• Source passage

+ + + + + + +

She's lying and is having an affair. May or may not be w/ the same guy. Hell, there may be more than one guy.

She wants to play nice and be friends so that she can keep you on the hook and secure a sweet deal for herself in the divorce. Don't sign a damn thing w/o talking to a lawyer first.

It's probably also worth pointing out that she's a serial cheater and you've got young children. You should probably look into paternity testing for each of them.

Sorry.


----------



## badmemory (Jul 31, 2012)

GusPolinski said:


> She's lying and is having an affair. May or may not be w/ the same guy. Hell, there may be more than one guy.


Agreed.

If you consider it logically, there's no other conclusion; especially considering her history. So don't waste you're time wondering. Assume it.

Detach from her, and don't let her convince you to not at least talk to an attorney first. Use your free consult.


----------



## BlueWoman (Jan 8, 2015)

I am so sorry you are going through this. 
Here are few words of wisdom I can offer:
1) Listen to the advice here. 
2) Listen to your Lawyer. While you are still in love with your wife, you are going to want to make things easier for her. But eventually you won't feel that way, and you will be glad that your lawyer was meaner than you are.
3) Cut her off. You can't stop obsessing about her or missing her, but getting intimate with her is only going to make it worse for you. 
4) It does get better. It won't get better as soon as you want it to...and the absolute despair...well that can go on for a long time. But it does get better. I think it took me about 7 months to feel like my head was above water emotionally. I'm still not over it, but now, at least, I feel like I can breath.


----------



## bigcityman75 (Apr 24, 2015)

Thanks for the input guys. I know she was being unfaithful i just wanted to believe her lies but i knew. Just couldnt catch her i wonder how this will effect the case by me saying she has been unfaithful in the past and i think she is has been again before i left. Damn i feel for my two kids who is with her my 12 year old girl and my 9 year old son. They dont deserve this. I have my 14 year old boy with me. He is doing ok.

+ + + + + + +

• Goal a
Answer these questions about the forum thread:
(i) What does badmemory advise the original poster to use?
(ii) According to BlueWoman, about how long did it take to feel emotionally above water?
(iii) How old is the child who is living with bigcityman75?
The forum thread and the listing that follows it are unrelated to each other.

[Element and region listings]
+ + + + + + +

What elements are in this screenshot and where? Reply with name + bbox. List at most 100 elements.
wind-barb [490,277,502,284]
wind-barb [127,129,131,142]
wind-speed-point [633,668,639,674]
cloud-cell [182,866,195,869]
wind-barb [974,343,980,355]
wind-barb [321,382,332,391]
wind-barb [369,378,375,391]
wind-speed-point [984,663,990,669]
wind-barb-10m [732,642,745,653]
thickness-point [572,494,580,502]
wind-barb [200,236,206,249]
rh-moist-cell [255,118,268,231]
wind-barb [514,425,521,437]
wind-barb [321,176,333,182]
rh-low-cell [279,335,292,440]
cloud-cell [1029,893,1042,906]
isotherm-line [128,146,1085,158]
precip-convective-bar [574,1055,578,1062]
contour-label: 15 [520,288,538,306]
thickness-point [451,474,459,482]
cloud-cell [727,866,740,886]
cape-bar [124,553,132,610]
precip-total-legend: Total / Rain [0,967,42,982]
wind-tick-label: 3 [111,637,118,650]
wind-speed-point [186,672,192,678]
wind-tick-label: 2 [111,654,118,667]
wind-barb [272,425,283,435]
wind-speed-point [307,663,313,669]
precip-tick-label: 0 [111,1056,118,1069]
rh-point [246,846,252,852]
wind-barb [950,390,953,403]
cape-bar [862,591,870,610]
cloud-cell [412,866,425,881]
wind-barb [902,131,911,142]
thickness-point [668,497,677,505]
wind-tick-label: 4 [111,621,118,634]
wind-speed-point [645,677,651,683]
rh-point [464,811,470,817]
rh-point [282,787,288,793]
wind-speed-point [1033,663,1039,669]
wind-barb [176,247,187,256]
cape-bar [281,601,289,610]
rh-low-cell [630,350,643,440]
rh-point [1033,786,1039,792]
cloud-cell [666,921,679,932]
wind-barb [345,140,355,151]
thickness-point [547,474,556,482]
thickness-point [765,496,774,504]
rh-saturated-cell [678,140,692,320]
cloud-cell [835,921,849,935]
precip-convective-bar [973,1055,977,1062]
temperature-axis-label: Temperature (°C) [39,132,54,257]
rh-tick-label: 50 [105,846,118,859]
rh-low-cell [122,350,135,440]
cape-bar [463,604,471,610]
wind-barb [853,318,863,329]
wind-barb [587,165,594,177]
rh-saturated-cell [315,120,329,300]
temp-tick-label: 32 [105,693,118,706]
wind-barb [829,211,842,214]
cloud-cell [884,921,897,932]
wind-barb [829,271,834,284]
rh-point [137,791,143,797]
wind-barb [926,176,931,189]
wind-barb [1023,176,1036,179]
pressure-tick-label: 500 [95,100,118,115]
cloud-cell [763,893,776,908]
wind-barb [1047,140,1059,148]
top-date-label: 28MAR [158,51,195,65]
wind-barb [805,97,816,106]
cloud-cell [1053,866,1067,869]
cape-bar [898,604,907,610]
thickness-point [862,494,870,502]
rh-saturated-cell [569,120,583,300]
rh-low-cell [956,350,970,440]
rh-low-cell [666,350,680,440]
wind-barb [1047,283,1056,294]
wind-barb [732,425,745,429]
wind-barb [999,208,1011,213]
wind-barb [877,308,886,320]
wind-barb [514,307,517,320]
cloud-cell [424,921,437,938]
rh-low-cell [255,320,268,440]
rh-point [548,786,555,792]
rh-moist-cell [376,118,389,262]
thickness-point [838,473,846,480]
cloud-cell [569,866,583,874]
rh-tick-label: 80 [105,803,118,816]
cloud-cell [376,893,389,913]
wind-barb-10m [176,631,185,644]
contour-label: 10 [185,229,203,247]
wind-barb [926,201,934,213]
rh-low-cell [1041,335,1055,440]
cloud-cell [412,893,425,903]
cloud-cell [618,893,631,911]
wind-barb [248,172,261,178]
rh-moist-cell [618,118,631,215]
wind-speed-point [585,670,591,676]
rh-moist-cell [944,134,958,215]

+ + + + + + +

• Goal b
Duplicate the listing from its first line up to and including the line with "rh-low-cell [122,350,135,440]".

• Task response a
(i) The free consult.
(ii) About 7 months.
(iii) 14 years old.

• Task response b
What elements are in this screenshot and where? Reply with name + bbox. List at most 100 elements.
wind-barb [490,277,502,284]
wind-barb [127,129,131,142]
wind-speed-point [633,668,639,674]
cloud-cell [182,866,195,869]
wind-barb [974,343,980,355]
wind-barb [321,382,332,391]
wind-barb [369,378,375,391]
wind-speed-point [984,663,990,669]
wind-barb-10m [732,642,745,653]
thickness-point [572,494,580,502]
wind-barb [200,236,206,249]
rh-moist-cell [255,118,268,231]
wind-barb [514,425,521,437]
wind-barb [321,176,333,182]
rh-low-cell [279,335,292,440]
cloud-cell [1029,893,1042,906]
isotherm-line [128,146,1085,158]
precip-convective-bar [574,1055,578,1062]
contour-label: 15 [520,288,538,306]
thickness-point [451,474,459,482]
cloud-cell [727,866,740,886]
cape-bar [124,553,132,610]
precip-total-legend: Total / Rain [0,967,42,982]
wind-tick-label: 3 [111,637,118,650]
wind-speed-point [186,672,192,678]
wind-tick-label: 2 [111,654,118,667]
wind-barb [272,425,283,435]
wind-speed-point [307,663,313,669]
precip-tick-label: 0 [111,1056,118,1069]
rh-point [246,846,252,852]
wind-barb [950,390,953,403]
cape-bar [862,591,870,610]
cloud-cell [412,866,425,881]
wind-barb [902,131,911,142]
thickness-point [668,497,677,505]
wind-tick-label: 4 [111,621,118,634]
wind-speed-point [645,677,651,683]
rh-point [464,811,470,817]
rh-point [282,787,288,793]
wind-speed-point [1033,663,1039,669]
wind-barb [176,247,187,256]
cape-bar [281,601,289,610]
rh-low-cell [630,350,643,440]
rh-point [1033,786,1039,792]
cloud-cell [666,921,679,932]
wind-barb [345,140,355,151]
thickness-point [547,474,556,482]
thickness-point [765,496,774,504]
rh-saturated-cell [678,140,692,320]
cloud-cell [835,921,849,935]
precip-convective-bar [973,1055,977,1062]
temperature-axis-label: Temperature (°C) [39,132,54,257]
rh-tick-label: 50 [105,846,118,859]
rh-low-cell [122,350,135,440]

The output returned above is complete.